= Problem details =
Count every line that includes the string "JSON" in the entries that follow. Nothing besides the number is needed.
-=-=-=-=-
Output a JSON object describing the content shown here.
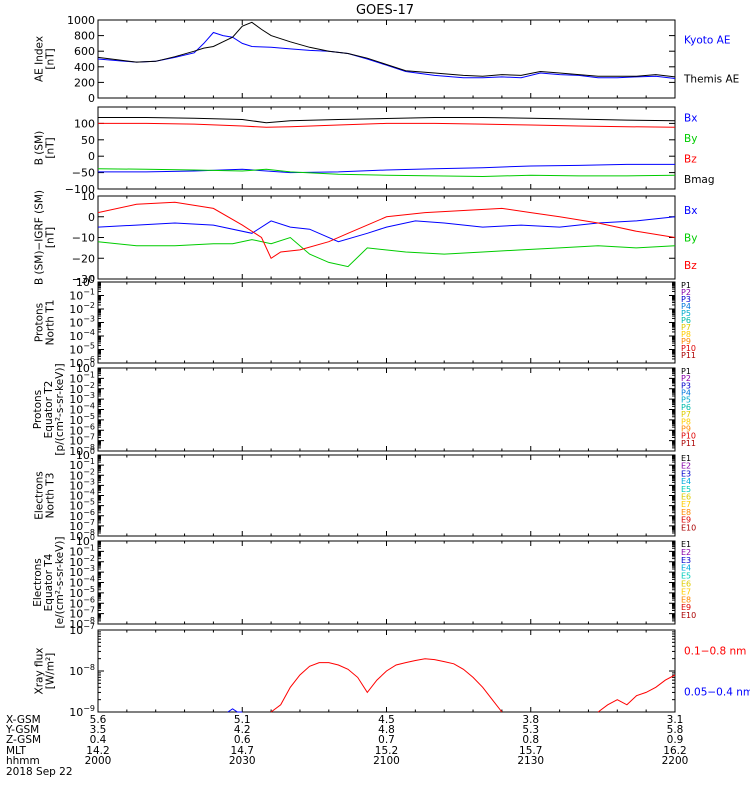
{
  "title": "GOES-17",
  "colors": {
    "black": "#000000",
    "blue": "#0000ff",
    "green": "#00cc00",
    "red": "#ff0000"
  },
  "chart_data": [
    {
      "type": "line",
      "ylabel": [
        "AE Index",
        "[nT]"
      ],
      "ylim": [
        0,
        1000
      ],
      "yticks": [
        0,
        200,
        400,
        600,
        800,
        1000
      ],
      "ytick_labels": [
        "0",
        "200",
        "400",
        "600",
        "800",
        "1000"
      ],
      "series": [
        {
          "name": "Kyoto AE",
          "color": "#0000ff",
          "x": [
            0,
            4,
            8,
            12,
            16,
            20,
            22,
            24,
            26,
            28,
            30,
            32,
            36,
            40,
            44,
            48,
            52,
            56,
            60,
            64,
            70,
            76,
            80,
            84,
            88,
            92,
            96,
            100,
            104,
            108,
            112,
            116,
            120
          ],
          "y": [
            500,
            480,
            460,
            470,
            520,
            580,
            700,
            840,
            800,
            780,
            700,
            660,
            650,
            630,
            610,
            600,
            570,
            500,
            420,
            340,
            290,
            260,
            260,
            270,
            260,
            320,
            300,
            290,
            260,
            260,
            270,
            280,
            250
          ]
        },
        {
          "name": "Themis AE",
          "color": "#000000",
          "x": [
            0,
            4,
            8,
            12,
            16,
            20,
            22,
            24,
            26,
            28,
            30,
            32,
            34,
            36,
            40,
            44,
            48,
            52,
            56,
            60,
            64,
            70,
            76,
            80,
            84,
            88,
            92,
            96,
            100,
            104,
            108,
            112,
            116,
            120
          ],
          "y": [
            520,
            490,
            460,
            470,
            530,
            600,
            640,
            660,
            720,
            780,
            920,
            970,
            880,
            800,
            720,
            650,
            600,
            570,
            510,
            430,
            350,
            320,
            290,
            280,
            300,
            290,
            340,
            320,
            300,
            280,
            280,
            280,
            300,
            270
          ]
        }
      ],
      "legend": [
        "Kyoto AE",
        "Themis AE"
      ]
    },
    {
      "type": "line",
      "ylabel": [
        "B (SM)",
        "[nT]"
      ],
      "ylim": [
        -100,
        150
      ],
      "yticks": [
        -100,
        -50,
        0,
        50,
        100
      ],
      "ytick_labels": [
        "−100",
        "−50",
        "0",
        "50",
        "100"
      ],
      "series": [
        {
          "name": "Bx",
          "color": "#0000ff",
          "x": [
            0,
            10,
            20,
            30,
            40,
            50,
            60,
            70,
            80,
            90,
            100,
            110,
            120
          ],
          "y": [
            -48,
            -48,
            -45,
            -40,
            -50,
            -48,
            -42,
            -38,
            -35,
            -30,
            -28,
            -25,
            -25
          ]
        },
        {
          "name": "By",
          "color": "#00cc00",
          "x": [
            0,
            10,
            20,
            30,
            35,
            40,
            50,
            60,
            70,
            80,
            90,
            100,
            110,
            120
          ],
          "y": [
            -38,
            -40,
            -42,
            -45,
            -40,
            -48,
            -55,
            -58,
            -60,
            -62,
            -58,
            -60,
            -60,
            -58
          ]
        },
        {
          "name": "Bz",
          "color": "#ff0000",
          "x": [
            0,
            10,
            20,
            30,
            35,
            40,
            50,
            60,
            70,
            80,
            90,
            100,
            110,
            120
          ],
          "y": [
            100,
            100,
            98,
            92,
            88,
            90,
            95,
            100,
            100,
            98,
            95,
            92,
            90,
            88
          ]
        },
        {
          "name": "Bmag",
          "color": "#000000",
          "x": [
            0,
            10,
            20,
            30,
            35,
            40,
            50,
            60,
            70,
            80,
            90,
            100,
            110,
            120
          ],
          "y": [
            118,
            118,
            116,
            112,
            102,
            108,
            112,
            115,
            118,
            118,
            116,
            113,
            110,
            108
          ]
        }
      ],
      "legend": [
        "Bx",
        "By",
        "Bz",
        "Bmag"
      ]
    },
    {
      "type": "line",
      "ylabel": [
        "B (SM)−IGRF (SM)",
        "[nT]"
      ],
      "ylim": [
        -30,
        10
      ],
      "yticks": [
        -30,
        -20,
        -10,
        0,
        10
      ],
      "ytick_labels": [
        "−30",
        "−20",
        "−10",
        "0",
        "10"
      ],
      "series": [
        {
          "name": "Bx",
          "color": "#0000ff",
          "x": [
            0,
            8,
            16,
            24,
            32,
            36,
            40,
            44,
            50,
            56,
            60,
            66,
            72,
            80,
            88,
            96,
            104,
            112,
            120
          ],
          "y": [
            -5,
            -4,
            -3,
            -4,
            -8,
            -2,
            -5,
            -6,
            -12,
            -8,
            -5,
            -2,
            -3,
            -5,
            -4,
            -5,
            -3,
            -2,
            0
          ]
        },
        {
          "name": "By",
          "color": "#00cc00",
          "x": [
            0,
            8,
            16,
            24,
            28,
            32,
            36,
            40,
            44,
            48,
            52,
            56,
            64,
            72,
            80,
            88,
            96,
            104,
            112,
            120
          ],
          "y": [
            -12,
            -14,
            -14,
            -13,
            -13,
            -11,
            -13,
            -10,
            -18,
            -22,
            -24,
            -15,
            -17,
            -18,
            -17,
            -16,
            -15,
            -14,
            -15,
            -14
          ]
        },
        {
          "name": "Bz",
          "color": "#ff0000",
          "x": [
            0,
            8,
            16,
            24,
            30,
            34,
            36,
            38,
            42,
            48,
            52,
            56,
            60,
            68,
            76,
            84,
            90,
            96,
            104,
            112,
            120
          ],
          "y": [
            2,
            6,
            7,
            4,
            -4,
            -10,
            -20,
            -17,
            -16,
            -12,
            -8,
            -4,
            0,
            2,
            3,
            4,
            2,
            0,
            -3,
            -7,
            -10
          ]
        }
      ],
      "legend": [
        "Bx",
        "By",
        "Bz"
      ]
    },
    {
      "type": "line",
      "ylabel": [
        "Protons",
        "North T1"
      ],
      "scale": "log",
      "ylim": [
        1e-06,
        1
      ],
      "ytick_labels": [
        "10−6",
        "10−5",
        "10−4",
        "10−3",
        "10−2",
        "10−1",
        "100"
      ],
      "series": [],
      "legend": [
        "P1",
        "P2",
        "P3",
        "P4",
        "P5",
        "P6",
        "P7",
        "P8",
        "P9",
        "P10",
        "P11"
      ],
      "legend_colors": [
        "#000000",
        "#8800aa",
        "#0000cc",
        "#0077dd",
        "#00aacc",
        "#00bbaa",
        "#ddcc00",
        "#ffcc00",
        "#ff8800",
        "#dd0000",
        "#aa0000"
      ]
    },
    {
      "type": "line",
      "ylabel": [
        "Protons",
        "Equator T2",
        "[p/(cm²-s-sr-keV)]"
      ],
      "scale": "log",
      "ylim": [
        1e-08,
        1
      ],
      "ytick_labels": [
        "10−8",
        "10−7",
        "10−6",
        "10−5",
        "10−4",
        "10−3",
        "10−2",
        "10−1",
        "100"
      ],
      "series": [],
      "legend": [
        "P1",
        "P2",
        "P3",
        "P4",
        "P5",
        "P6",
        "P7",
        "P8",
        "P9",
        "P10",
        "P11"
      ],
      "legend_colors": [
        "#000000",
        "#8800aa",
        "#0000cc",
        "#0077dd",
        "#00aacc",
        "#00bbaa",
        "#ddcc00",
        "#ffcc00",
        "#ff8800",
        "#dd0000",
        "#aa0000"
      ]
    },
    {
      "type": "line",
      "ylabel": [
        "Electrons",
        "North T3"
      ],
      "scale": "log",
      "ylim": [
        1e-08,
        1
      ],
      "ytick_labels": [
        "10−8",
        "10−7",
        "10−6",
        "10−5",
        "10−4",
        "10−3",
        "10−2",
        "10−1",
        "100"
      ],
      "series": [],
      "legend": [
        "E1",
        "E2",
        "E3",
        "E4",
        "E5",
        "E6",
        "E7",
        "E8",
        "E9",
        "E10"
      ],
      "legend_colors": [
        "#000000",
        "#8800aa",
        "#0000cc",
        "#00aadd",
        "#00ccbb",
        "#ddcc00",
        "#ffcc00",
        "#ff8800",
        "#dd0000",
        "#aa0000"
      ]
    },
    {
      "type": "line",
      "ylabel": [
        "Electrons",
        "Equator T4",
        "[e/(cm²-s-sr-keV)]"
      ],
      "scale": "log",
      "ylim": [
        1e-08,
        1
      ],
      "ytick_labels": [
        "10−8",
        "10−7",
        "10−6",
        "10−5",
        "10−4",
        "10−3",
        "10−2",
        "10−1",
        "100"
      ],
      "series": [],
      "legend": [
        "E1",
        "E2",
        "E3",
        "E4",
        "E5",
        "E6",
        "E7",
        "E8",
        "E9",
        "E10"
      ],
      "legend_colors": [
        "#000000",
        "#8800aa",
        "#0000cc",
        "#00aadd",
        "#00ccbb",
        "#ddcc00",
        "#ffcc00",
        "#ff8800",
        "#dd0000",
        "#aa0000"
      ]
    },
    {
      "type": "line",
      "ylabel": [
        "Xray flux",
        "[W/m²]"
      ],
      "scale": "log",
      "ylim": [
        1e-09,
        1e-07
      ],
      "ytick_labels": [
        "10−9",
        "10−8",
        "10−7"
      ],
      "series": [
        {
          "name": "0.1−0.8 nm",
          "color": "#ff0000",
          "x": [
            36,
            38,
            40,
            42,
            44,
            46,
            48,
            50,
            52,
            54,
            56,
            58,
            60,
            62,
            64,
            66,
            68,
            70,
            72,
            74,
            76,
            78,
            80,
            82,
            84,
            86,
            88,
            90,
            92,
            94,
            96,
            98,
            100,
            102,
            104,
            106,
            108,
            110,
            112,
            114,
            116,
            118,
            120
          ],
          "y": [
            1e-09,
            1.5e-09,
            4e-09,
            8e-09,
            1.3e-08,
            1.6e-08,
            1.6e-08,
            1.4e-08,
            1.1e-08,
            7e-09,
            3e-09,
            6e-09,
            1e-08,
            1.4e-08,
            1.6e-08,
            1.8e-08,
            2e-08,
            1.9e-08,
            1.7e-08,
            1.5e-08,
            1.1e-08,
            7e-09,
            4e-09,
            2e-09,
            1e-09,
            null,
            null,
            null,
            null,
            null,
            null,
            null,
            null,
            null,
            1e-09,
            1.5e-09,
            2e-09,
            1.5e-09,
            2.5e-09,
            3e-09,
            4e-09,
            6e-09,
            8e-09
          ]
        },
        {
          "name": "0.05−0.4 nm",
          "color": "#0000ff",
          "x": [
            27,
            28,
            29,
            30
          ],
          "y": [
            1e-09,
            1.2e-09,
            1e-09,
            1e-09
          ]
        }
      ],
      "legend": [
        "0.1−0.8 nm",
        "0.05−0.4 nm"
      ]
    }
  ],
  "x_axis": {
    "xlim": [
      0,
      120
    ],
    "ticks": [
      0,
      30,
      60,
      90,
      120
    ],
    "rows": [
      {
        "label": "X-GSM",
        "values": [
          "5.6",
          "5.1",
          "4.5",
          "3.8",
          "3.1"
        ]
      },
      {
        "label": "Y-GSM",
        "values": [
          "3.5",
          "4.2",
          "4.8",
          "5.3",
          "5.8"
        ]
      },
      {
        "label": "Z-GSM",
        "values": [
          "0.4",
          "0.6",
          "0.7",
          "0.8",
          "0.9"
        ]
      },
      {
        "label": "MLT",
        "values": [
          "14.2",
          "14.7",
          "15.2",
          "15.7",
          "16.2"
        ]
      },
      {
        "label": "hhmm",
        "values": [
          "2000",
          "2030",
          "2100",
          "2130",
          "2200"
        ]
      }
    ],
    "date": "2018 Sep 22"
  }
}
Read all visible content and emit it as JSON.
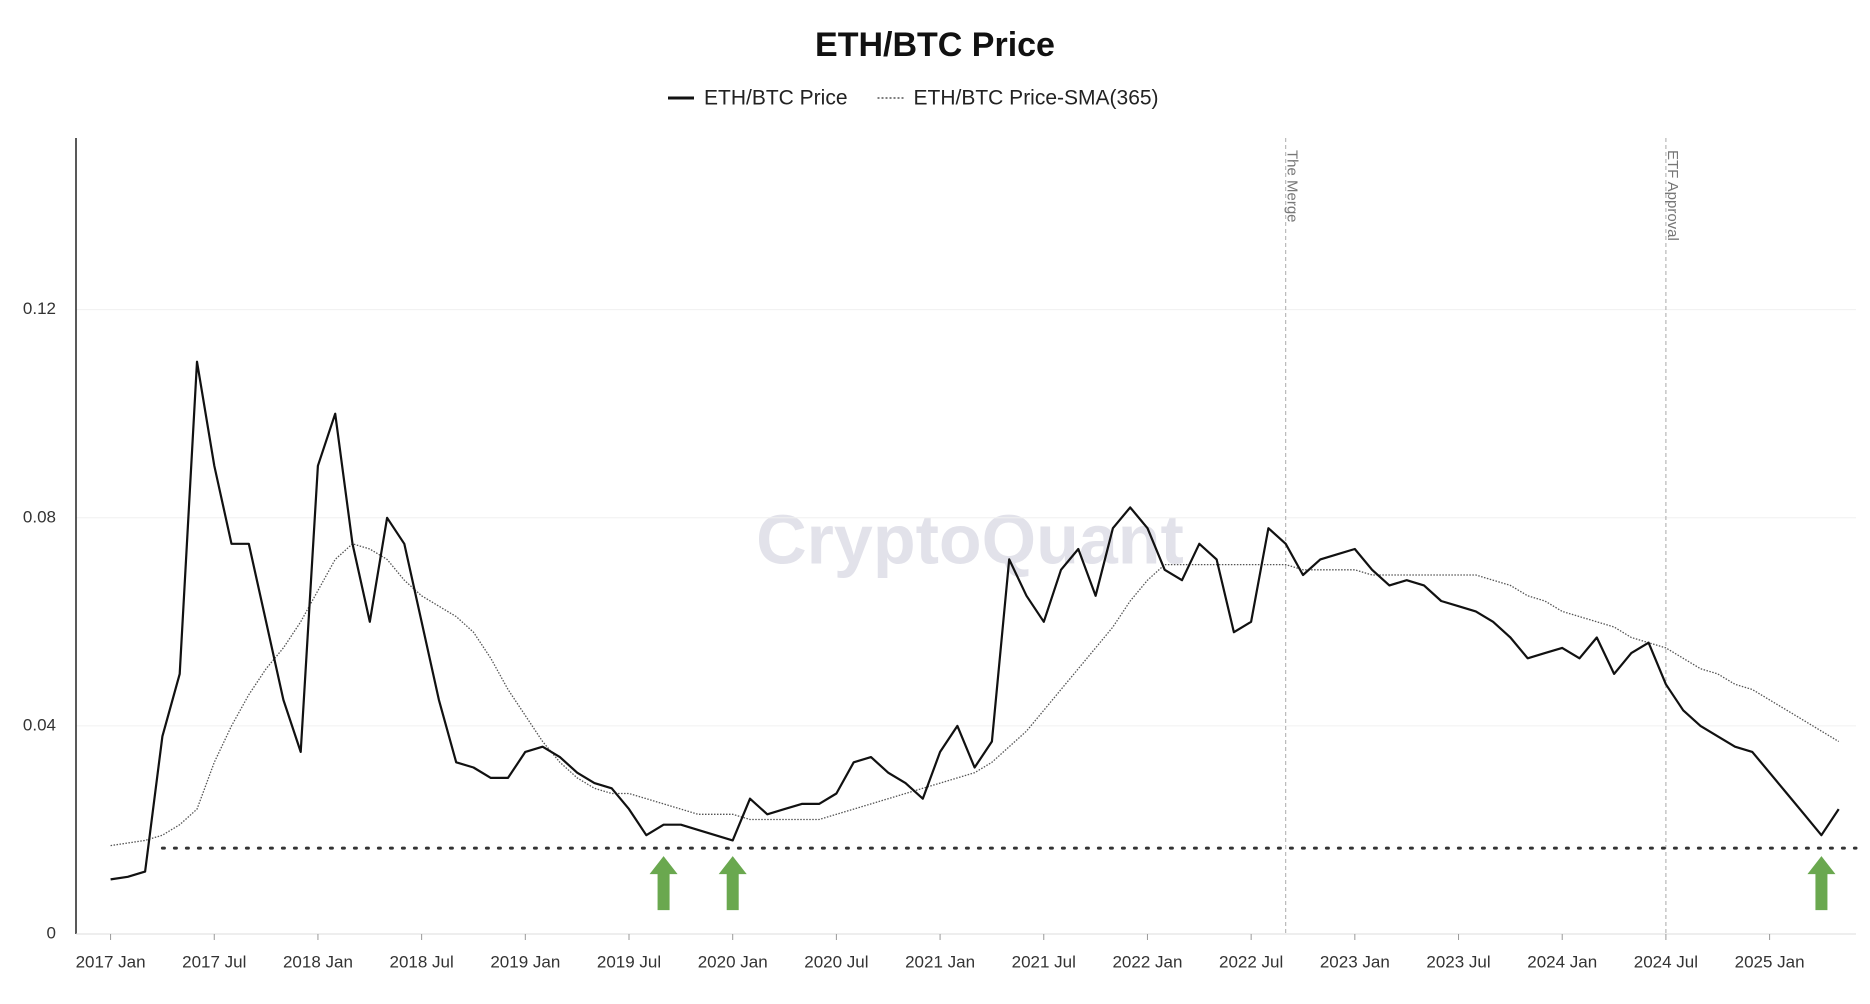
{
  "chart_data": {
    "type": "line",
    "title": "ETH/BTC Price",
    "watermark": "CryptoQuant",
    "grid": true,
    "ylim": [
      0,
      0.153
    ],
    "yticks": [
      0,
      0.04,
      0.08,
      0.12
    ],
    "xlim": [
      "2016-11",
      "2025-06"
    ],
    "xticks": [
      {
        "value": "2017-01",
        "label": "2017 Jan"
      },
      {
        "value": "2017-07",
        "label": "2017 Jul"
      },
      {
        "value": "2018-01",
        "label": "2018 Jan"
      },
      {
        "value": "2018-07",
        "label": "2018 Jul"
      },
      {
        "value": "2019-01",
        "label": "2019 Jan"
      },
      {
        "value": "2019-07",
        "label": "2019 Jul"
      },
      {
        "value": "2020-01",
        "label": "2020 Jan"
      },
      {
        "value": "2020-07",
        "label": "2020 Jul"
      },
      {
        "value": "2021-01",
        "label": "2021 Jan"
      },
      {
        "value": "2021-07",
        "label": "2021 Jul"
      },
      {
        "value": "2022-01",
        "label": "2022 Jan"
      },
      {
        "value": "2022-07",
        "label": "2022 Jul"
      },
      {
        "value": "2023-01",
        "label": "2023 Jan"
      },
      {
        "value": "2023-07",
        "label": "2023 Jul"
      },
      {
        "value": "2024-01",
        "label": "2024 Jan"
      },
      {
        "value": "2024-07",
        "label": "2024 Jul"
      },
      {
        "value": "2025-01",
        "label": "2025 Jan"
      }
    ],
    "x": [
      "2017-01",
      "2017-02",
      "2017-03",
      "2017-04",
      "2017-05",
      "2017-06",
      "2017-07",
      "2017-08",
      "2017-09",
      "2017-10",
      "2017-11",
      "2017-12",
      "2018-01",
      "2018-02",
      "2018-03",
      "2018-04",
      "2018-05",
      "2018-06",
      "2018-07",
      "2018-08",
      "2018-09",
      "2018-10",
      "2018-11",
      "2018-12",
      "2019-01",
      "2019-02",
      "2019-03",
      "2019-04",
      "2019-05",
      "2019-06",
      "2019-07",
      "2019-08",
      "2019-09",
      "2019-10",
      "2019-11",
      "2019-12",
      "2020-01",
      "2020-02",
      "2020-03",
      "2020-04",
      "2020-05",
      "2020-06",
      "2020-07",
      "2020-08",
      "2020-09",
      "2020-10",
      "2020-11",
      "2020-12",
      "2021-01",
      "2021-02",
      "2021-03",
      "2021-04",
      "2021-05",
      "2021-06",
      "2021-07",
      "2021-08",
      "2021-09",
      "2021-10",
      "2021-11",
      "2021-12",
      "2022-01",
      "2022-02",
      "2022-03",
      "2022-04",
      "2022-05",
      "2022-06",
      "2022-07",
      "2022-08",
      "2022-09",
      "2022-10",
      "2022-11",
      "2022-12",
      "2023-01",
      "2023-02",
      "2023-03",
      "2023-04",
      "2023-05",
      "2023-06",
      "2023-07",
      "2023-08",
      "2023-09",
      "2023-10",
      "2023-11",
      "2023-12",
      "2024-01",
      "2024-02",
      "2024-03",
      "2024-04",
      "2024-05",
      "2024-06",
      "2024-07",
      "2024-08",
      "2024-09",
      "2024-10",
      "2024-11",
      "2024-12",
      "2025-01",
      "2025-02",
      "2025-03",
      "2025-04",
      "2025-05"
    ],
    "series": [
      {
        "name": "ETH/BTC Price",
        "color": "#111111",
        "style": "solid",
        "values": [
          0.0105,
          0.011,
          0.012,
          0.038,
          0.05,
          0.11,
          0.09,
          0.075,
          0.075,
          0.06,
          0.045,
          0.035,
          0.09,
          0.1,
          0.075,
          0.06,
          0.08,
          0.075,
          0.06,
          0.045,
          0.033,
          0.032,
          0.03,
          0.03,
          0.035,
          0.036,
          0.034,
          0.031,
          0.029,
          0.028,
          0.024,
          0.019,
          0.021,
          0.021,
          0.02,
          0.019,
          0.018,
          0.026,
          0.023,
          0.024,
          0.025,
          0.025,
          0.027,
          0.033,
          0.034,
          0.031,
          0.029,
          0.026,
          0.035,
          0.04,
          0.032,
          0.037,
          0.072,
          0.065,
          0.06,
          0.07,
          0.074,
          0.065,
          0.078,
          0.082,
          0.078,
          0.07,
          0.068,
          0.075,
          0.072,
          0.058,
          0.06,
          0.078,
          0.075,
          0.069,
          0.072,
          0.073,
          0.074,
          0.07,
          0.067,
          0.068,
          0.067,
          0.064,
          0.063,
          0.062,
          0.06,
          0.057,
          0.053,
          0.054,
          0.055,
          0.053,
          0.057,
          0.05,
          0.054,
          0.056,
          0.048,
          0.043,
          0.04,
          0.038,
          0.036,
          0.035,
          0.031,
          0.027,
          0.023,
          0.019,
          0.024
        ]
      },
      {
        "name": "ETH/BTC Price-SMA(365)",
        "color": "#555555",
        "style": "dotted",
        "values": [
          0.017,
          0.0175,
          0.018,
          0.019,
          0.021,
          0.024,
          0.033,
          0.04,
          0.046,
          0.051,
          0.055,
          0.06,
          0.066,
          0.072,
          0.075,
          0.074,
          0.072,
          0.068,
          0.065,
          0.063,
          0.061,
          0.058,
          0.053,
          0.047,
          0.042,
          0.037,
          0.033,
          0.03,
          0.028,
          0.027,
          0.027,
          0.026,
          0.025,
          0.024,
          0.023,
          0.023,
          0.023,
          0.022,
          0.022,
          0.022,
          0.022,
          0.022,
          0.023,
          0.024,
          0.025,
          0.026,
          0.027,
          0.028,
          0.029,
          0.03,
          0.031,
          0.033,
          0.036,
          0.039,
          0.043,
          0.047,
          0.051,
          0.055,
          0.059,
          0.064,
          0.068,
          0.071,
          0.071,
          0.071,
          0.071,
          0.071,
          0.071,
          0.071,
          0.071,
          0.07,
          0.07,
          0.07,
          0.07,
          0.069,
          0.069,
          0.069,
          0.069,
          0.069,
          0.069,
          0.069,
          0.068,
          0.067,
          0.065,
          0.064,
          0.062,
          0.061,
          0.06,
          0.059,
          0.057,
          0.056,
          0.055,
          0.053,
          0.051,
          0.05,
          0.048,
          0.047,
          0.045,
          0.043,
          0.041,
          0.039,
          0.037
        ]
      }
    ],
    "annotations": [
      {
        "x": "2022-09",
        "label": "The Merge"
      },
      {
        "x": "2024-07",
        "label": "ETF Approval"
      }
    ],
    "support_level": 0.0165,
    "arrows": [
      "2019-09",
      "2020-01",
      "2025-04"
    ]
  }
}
-=-=-=-=-
= Written response =
2